• _PROBLEM TO SOLVE_: Pictures aside, write out every record exactly as it appears.

_ _ _ _ _ _ _

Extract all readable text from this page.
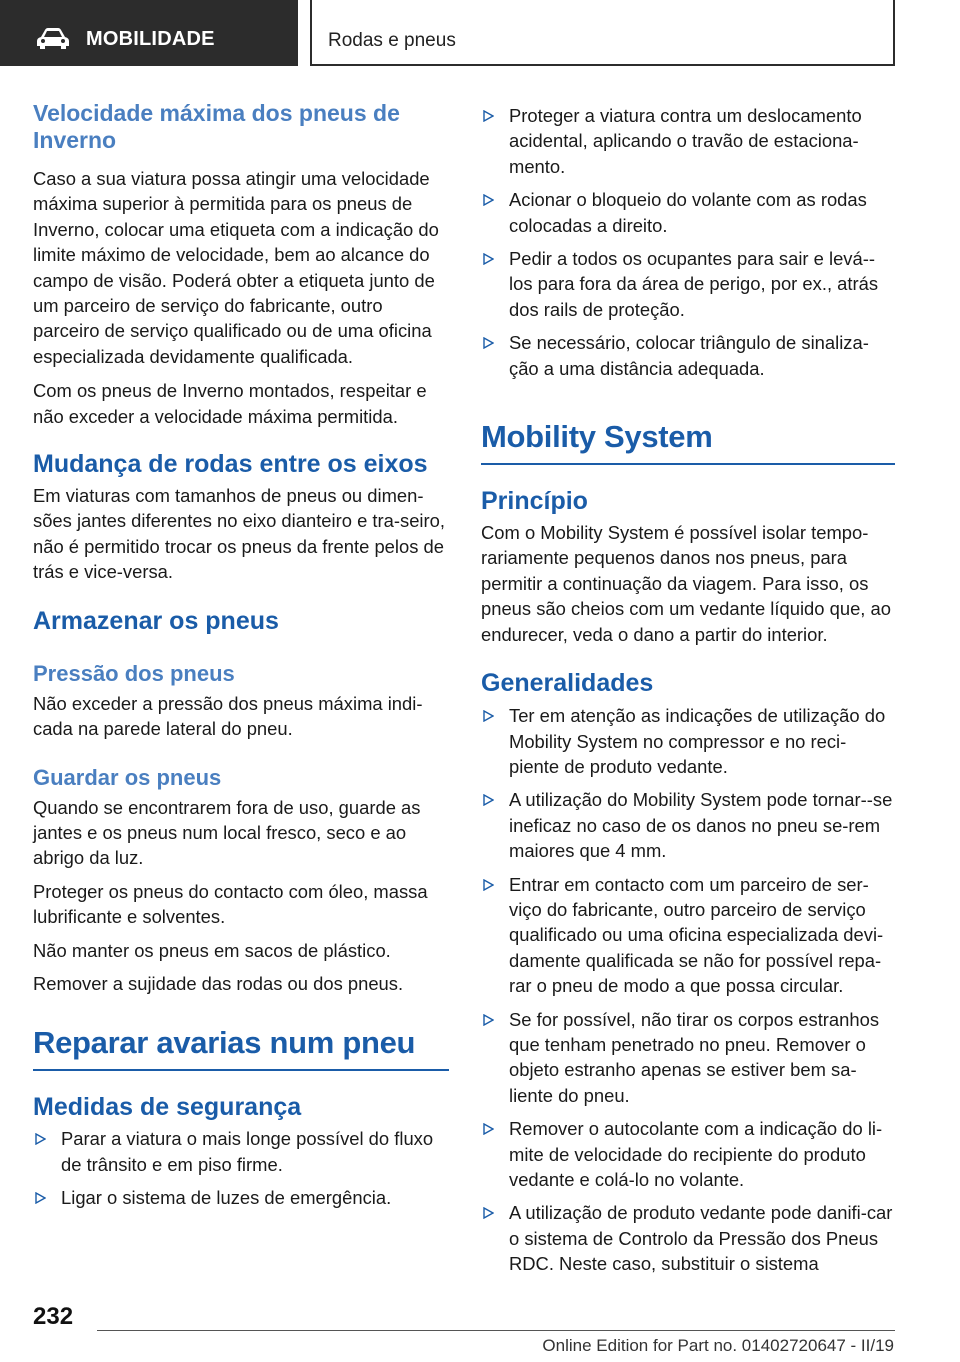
MOBILIDADE	Rodas e pneus
Velocidade máxima dos pneus de Inverno
Caso a sua viatura possa atingir uma velocidade máxima superior à permitida para os pneus de Inverno, colocar uma etiqueta com a indicação do limite máximo de velocidade, bem ao alcance do campo de visão. Poderá obter a etiqueta junto de um parceiro de serviço do fabricante, outro parceiro de serviço qualificado ou de uma oficina especializada devidamente qualificada.
Com os pneus de Inverno montados, respeitar e não exceder a velocidade máxima permitida.
Mudança de rodas entre os eixos
Em viaturas com tamanhos de pneus ou dimen-sões jantes diferentes no eixo dianteiro e tra-seiro, não é permitido trocar os pneus da frente pelos de trás e vice-versa.
Armazenar os pneus
Pressão dos pneus
Não exceder a pressão dos pneus máxima indi-cada na parede lateral do pneu.
Guardar os pneus
Quando se encontrarem fora de uso, guarde as jantes e os pneus num local fresco, seco e ao abrigo da luz.
Proteger os pneus do contacto com óleo, massa lubrificante e solventes.
Não manter os pneus em sacos de plástico.
Remover a sujidade das rodas ou dos pneus.
Reparar avarias num pneu
Medidas de segurança
Parar a viatura o mais longe possível do fluxo de trânsito e em piso firme.
Ligar o sistema de luzes de emergência.
Proteger a viatura contra um deslocamento acidental, aplicando o travão de estaciona-mento.
Acionar o bloqueio do volante com as rodas colocadas a direito.
Pedir a todos os ocupantes para sair e levá--los para fora da área de perigo, por ex., atrás dos rails de proteção.
Se necessário, colocar triângulo de sinaliza-ção a uma distância adequada.
Mobility System
Princípio
Com o Mobility System é possível isolar tempo-rariamente pequenos danos nos pneus, para permitir a continuação da viagem. Para isso, os pneus são cheios com um vedante líquido que, ao endurecer, veda o dano a partir do interior.
Generalidades
Ter em atenção as indicações de utilização do Mobility System no compressor e no reci-piente de produto vedante.
A utilização do Mobility System pode tornar--se ineficaz no caso de os danos no pneu se-rem maiores que 4 mm.
Entrar em contacto com um parceiro de ser-viço do fabricante, outro parceiro de serviço qualificado ou uma oficina especializada devi-damente qualificada se não for possível repa-rar o pneu de modo a que possa circular.
Se for possível, não tirar os corpos estranhos que tenham penetrado no pneu. Remover o objeto estranho apenas se estiver bem sa-liente do pneu.
Remover o autocolante com a indicação do li-mite de velocidade do recipiente do produto vedante e colá-lo no volante.
A utilização de produto vedante pode danifi-car o sistema de Controlo da Pressão dos Pneus RDC. Neste caso, substituir o sistema
232
Online Edition for Part no. 01402720647 - II/19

_ _ _ _ _ _ _

• _EXPECTED ANSWER_:
Extract all readable text from this page.
MOBILIDADE	Rodas e pneus
Velocidade máxima dos pneus de Inverno
Caso a sua viatura possa atingir uma velocidade máxima superior à permitida para os pneus de Inverno, colocar uma etiqueta com a indicação do limite máximo de velocidade, bem ao alcance do campo de visão. Poderá obter a etiqueta junto de um parceiro de serviço do fabricante, outro parceiro de serviço qualificado ou de uma oficina especializada devidamente qualificada.
Com os pneus de Inverno montados, respeitar e não exceder a velocidade máxima permitida.
Mudança de rodas entre os eixos
Em viaturas com tamanhos de pneus ou dimen-sões jantes diferentes no eixo dianteiro e tra-seiro, não é permitido trocar os pneus da frente pelos de trás e vice-versa.
Armazenar os pneus
Pressão dos pneus
Não exceder a pressão dos pneus máxima indi-cada na parede lateral do pneu.
Guardar os pneus
Quando se encontrarem fora de uso, guarde as jantes e os pneus num local fresco, seco e ao abrigo da luz.
Proteger os pneus do contacto com óleo, massa lubrificante e solventes.
Não manter os pneus em sacos de plástico.
Remover a sujidade das rodas ou dos pneus.
Reparar avarias num pneu
Medidas de segurança
Parar a viatura o mais longe possível do fluxo de trânsito e em piso firme.
Ligar o sistema de luzes de emergência.
Proteger a viatura contra um deslocamento acidental, aplicando o travão de estaciona-mento.
Acionar o bloqueio do volante com as rodas colocadas a direito.
Pedir a todos os ocupantes para sair e levá--los para fora da área de perigo, por ex., atrás dos rails de proteção.
Se necessário, colocar triângulo de sinaliza-ção a uma distância adequada.
Mobility System
Princípio
Com o Mobility System é possível isolar tempo-rariamente pequenos danos nos pneus, para permitir a continuação da viagem. Para isso, os pneus são cheios com um vedante líquido que, ao endurecer, veda o dano a partir do interior.
Generalidades
Ter em atenção as indicações de utilização do Mobility System no compressor e no reci-piente de produto vedante.
A utilização do Mobility System pode tornar--se ineficaz no caso de os danos no pneu se-rem maiores que 4 mm.
Entrar em contacto com um parceiro de ser-viço do fabricante, outro parceiro de serviço qualificado ou uma oficina especializada devi-damente qualificada se não for possível repa-rar o pneu de modo a que possa circular.
Se for possível, não tirar os corpos estranhos que tenham penetrado no pneu. Remover o objeto estranho apenas se estiver bem sa-liente do pneu.
Remover o autocolante com a indicação do li-mite de velocidade do recipiente do produto vedante e colá-lo no volante.
A utilização de produto vedante pode danifi-car o sistema de Controlo da Pressão dos Pneus RDC. Neste caso, substituir o sistema
232
Online Edition for Part no. 01402720647 - II/19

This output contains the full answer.